■ GOAL
Look through the listing below and give the number of lines that hold "report". Say nothing more.

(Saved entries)
* * * *

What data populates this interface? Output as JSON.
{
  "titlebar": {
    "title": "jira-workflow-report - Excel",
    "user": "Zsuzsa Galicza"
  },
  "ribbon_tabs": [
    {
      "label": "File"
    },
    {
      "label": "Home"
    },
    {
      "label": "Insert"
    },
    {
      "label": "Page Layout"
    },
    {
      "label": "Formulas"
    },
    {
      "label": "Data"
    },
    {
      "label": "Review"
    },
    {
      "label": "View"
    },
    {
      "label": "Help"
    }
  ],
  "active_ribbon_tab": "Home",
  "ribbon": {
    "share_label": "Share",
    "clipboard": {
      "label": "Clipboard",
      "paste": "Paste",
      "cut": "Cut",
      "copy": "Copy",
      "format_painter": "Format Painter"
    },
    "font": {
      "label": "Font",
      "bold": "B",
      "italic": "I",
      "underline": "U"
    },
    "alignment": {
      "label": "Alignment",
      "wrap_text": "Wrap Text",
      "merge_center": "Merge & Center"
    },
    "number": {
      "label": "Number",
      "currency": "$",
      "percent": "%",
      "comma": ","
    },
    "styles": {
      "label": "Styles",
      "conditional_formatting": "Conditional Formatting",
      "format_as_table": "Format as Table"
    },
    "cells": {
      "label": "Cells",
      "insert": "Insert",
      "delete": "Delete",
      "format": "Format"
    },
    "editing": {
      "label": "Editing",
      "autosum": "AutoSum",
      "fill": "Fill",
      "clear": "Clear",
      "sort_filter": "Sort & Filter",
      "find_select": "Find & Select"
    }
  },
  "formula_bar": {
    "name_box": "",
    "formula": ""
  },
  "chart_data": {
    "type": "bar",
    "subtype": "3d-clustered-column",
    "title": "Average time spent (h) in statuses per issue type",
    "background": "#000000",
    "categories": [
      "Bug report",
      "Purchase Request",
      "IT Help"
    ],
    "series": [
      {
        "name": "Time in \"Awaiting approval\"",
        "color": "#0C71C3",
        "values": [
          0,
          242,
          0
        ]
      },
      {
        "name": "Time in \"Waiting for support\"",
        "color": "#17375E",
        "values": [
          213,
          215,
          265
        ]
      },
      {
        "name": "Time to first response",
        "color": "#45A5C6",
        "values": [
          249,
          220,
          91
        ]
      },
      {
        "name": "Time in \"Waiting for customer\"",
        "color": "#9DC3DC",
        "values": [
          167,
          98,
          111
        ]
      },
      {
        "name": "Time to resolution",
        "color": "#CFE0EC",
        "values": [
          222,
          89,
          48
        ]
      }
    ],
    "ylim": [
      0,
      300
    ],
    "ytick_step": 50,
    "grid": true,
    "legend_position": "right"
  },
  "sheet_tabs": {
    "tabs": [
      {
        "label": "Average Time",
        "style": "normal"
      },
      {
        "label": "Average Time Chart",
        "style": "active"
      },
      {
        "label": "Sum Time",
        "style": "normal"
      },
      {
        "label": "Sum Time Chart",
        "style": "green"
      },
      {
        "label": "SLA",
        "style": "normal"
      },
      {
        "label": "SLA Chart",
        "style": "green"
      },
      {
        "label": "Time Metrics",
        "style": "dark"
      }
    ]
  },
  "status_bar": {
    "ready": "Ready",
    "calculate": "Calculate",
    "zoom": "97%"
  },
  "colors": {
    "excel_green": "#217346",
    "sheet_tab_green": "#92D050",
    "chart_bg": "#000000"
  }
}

* * * *

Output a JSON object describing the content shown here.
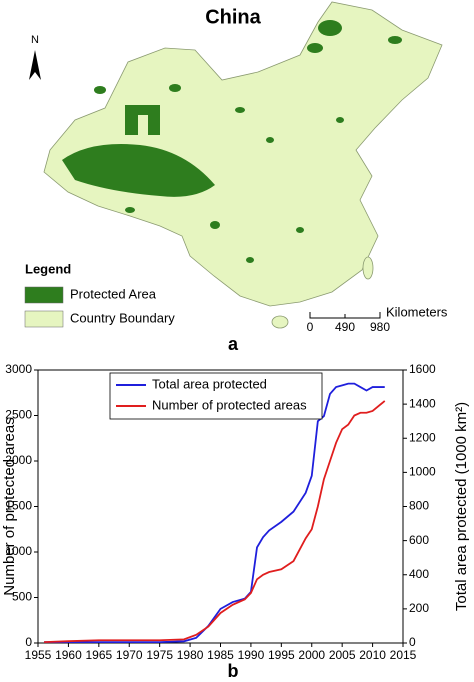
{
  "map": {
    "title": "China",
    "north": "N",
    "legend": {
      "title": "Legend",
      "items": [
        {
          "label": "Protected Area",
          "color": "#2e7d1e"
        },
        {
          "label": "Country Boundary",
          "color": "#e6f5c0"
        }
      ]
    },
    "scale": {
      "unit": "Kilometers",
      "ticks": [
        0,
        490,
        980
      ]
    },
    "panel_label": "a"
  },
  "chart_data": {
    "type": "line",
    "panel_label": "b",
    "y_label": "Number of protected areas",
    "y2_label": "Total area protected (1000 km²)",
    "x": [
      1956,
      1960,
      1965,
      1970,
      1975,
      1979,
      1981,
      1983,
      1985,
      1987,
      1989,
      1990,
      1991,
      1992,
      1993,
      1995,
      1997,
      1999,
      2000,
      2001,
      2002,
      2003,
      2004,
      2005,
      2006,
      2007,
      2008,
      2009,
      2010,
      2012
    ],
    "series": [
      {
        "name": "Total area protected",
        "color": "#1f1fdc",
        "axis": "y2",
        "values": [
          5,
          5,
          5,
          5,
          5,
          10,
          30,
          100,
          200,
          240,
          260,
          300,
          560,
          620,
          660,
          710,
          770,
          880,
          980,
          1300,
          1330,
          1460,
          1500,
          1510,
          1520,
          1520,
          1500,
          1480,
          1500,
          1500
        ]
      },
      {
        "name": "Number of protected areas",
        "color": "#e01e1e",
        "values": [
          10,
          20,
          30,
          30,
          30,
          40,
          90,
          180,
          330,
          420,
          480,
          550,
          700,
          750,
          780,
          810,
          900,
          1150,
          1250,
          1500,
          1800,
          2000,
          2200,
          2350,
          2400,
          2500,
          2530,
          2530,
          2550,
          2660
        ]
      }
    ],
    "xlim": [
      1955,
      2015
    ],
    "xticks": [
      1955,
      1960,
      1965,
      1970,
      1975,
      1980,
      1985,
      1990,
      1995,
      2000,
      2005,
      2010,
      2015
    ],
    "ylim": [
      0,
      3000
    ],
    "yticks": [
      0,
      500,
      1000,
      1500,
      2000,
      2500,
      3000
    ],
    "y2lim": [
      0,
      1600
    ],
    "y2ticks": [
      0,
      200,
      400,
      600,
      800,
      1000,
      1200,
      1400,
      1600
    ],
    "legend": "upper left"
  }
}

* * * *

■ OUTPUT FOR THIS TASK
2